■ **Supplied data**:
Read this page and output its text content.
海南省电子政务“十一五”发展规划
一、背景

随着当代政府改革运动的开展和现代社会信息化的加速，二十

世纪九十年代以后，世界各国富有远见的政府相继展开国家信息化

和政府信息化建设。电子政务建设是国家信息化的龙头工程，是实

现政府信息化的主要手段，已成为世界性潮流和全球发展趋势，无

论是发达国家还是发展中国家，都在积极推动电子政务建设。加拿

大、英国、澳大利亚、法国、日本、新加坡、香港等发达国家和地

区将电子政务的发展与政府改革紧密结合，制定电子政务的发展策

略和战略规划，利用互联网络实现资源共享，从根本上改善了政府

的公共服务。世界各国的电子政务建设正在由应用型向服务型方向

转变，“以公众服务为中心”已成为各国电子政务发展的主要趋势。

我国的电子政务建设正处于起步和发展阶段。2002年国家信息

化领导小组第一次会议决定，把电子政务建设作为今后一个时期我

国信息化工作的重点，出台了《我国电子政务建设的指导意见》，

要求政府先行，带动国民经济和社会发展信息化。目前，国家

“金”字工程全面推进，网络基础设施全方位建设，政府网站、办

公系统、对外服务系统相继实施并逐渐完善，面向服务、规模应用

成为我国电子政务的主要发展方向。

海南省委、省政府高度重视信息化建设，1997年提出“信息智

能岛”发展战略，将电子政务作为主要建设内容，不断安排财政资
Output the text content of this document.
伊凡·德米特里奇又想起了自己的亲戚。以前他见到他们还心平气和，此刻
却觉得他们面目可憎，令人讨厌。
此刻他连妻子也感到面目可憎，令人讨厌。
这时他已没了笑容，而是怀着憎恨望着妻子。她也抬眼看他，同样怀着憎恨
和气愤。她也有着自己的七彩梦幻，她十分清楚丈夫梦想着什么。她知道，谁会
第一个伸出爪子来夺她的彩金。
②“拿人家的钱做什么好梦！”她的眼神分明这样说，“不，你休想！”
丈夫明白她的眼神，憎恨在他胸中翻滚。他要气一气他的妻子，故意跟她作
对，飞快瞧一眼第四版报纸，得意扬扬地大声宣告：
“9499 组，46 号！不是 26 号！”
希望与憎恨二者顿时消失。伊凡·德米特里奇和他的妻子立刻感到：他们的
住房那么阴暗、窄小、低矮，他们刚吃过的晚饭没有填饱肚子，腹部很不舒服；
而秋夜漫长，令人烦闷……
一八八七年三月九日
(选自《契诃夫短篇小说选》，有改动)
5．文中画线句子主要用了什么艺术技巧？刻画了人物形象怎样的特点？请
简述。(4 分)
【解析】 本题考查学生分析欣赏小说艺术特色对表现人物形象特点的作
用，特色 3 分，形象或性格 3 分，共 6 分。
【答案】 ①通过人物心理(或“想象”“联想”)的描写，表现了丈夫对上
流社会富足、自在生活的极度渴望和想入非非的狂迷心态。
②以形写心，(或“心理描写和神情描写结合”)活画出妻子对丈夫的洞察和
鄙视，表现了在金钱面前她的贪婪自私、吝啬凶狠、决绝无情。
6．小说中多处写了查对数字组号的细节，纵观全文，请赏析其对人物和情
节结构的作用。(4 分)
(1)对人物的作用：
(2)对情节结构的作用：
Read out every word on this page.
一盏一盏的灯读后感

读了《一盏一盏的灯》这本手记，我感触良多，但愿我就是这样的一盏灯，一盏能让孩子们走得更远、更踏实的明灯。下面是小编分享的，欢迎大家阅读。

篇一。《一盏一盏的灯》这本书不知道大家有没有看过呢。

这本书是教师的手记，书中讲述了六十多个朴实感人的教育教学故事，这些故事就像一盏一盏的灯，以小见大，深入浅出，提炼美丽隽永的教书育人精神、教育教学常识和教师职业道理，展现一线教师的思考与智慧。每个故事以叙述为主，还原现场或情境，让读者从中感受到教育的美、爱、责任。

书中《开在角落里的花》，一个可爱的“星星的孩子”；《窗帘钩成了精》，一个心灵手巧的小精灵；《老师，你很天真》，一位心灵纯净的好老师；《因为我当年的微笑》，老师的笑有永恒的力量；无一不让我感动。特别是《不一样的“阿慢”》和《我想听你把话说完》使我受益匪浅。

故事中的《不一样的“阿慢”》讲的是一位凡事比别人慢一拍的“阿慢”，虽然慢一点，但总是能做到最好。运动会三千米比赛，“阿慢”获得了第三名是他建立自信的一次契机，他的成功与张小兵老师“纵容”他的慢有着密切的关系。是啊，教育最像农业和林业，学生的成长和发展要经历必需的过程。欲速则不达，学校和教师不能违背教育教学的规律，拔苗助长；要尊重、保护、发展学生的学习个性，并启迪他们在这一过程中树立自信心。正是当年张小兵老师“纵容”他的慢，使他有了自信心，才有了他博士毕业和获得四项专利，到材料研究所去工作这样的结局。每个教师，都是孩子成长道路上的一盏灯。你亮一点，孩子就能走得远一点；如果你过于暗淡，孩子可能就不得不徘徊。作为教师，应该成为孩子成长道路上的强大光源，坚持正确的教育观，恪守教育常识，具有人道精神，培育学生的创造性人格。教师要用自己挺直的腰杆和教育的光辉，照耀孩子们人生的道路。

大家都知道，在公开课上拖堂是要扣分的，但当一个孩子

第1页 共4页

■ **What you will do**:
Your task is to output the full set of records exactly as presented.

■ **Solution**:
Read this page and output its text content.
海南省电子政务“十一五”发展规划
一、背景

随着当代政府改革运动的开展和现代社会信息化的加速，二十

世纪九十年代以后，世界各国富有远见的政府相继展开国家信息化

和政府信息化建设。电子政务建设是国家信息化的龙头工程，是实

现政府信息化的主要手段，已成为世界性潮流和全球发展趋势，无

论是发达国家还是发展中国家，都在积极推动电子政务建设。加拿

大、英国、澳大利亚、法国、日本、新加坡、香港等发达国家和地

区将电子政务的发展与政府改革紧密结合，制定电子政务的发展策

略和战略规划，利用互联网络实现资源共享，从根本上改善了政府

的公共服务。世界各国的电子政务建设正在由应用型向服务型方向

转变，“以公众服务为中心”已成为各国电子政务发展的主要趋势。

我国的电子政务建设正处于起步和发展阶段。2002年国家信息

化领导小组第一次会议决定，把电子政务建设作为今后一个时期我

国信息化工作的重点，出台了《我国电子政务建设的指导意见》，

要求政府先行，带动国民经济和社会发展信息化。目前，国家

“金”字工程全面推进，网络基础设施全方位建设，政府网站、办

公系统、对外服务系统相继实施并逐渐完善，面向服务、规模应用

成为我国电子政务的主要发展方向。

海南省委、省政府高度重视信息化建设，1997年提出“信息智

能岛”发展战略，将电子政务作为主要建设内容，不断安排财政资
Output the text content of this document.
伊凡·德米特里奇又想起了自己的亲戚。以前他见到他们还心平气和，此刻
却觉得他们面目可憎，令人讨厌。
此刻他连妻子也感到面目可憎，令人讨厌。
这时他已没了笑容，而是怀着憎恨望着妻子。她也抬眼看他，同样怀着憎恨
和气愤。她也有着自己的七彩梦幻，她十分清楚丈夫梦想着什么。她知道，谁会
第一个伸出爪子来夺她的彩金。
②“拿人家的钱做什么好梦！”她的眼神分明这样说，“不，你休想！”
丈夫明白她的眼神，憎恨在他胸中翻滚。他要气一气他的妻子，故意跟她作
对，飞快瞧一眼第四版报纸，得意扬扬地大声宣告：
“9499 组，46 号！不是 26 号！”
希望与憎恨二者顿时消失。伊凡·德米特里奇和他的妻子立刻感到：他们的
住房那么阴暗、窄小、低矮，他们刚吃过的晚饭没有填饱肚子，腹部很不舒服；
而秋夜漫长，令人烦闷……
一八八七年三月九日
(选自《契诃夫短篇小说选》，有改动)
5．文中画线句子主要用了什么艺术技巧？刻画了人物形象怎样的特点？请
简述。(4 分)
【解析】 本题考查学生分析欣赏小说艺术特色对表现人物形象特点的作
用，特色 3 分，形象或性格 3 分，共 6 分。
【答案】 ①通过人物心理(或“想象”“联想”)的描写，表现了丈夫对上
流社会富足、自在生活的极度渴望和想入非非的狂迷心态。
②以形写心，(或“心理描写和神情描写结合”)活画出妻子对丈夫的洞察和
鄙视，表现了在金钱面前她的贪婪自私、吝啬凶狠、决绝无情。
6．小说中多处写了查对数字组号的细节，纵观全文，请赏析其对人物和情
节结构的作用。(4 分)
(1)对人物的作用：
(2)对情节结构的作用：
Read out every word on this page.
一盏一盏的灯读后感

读了《一盏一盏的灯》这本手记，我感触良多，但愿我就是这样的一盏灯，一盏能让孩子们走得更远、更踏实的明灯。下面是小编分享的，欢迎大家阅读。

篇一。《一盏一盏的灯》这本书不知道大家有没有看过呢。

这本书是教师的手记，书中讲述了六十多个朴实感人的教育教学故事，这些故事就像一盏一盏的灯，以小见大，深入浅出，提炼美丽隽永的教书育人精神、教育教学常识和教师职业道理，展现一线教师的思考与智慧。每个故事以叙述为主，还原现场或情境，让读者从中感受到教育的美、爱、责任。

书中《开在角落里的花》，一个可爱的“星星的孩子”；《窗帘钩成了精》，一个心灵手巧的小精灵；《老师，你很天真》，一位心灵纯净的好老师；《因为我当年的微笑》，老师的笑有永恒的力量；无一不让我感动。特别是《不一样的“阿慢”》和《我想听你把话说完》使我受益匪浅。

故事中的《不一样的“阿慢”》讲的是一位凡事比别人慢一拍的“阿慢”，虽然慢一点，但总是能做到最好。运动会三千米比赛，“阿慢”获得了第三名是他建立自信的一次契机，他的成功与张小兵老师“纵容”他的慢有着密切的关系。是啊，教育最像农业和林业，学生的成长和发展要经历必需的过程。欲速则不达，学校和教师不能违背教育教学的规律，拔苗助长；要尊重、保护、发展学生的学习个性，并启迪他们在这一过程中树立自信心。正是当年张小兵老师“纵容”他的慢，使他有了自信心，才有了他博士毕业和获得四项专利，到材料研究所去工作这样的结局。每个教师，都是孩子成长道路上的一盏灯。你亮一点，孩子就能走得远一点；如果你过于暗淡，孩子可能就不得不徘徊。作为教师，应该成为孩子成长道路上的强大光源，坚持正确的教育观，恪守教育常识，具有人道精神，培育学生的创造性人格。教师要用自己挺直的腰杆和教育的光辉，照耀孩子们人生的道路。

大家都知道，在公开课上拖堂是要扣分的，但当一个孩子

第1页 共4页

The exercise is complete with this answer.